Stated goal: Pull every line containing the word "into" from the records.

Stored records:
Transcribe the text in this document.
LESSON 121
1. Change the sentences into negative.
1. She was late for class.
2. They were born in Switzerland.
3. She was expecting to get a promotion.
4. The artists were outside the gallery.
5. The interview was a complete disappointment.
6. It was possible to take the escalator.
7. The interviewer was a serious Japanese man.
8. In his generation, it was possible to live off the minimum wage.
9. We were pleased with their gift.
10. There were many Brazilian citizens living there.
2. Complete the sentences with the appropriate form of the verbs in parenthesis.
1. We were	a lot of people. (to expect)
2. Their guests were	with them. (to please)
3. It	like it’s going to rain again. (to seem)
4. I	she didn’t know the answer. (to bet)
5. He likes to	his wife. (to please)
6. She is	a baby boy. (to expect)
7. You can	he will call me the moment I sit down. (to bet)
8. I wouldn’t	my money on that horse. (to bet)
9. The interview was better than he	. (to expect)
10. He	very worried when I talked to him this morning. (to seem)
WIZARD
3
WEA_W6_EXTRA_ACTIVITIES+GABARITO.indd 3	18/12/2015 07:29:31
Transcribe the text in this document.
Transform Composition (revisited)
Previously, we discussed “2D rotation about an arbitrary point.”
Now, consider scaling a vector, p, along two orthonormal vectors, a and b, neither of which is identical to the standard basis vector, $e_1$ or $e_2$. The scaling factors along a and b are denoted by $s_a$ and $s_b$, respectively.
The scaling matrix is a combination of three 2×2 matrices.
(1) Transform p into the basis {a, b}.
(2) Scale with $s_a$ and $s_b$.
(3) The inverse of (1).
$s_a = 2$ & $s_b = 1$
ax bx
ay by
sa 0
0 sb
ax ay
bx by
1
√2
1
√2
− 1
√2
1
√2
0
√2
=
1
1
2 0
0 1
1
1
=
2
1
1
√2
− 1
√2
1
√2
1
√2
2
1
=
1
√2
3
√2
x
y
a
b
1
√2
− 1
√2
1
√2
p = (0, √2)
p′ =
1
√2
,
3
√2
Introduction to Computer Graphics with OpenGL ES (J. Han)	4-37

Worked solution:
1. Change the sentences into negative.
(1) Transform p into the basis {a, b}.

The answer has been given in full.